### WORK TO BE COMPLETED
Set out every line bearing the string "vnder".

Raw records:

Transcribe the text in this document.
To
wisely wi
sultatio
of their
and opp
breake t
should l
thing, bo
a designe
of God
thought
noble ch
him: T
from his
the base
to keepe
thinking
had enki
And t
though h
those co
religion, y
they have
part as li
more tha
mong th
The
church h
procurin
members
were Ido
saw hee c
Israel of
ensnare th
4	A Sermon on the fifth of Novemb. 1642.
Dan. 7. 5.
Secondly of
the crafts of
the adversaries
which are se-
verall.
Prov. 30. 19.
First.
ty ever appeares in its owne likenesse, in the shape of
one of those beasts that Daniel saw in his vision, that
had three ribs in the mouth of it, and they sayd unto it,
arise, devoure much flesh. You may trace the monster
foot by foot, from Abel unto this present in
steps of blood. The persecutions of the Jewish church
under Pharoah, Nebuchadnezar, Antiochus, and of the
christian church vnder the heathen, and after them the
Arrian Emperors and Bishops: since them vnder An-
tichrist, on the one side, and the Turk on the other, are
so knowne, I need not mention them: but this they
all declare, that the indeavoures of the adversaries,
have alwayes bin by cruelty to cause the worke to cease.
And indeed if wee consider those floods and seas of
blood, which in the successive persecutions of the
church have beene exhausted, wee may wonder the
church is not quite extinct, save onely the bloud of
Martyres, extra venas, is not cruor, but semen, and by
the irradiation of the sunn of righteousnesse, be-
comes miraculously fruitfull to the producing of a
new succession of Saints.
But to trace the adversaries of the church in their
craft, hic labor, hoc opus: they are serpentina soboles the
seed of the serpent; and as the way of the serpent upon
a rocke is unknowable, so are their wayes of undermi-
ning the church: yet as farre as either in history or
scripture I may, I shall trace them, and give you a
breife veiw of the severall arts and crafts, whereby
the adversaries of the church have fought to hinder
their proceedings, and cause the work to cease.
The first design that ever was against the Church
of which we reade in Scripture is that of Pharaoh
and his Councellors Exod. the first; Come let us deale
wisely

==

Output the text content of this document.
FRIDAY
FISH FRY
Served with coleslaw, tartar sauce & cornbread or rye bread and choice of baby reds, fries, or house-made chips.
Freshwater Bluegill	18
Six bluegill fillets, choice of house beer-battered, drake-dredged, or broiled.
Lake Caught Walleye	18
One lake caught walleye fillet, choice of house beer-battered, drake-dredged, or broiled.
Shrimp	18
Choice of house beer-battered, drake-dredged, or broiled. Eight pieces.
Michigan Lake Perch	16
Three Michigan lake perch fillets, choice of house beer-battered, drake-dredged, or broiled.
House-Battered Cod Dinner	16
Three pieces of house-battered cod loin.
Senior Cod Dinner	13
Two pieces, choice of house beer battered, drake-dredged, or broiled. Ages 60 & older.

### TASK OUTPUT
christian church vnder the heathen, and after them the
Arrian Emperors and Bishops: since them vnder An-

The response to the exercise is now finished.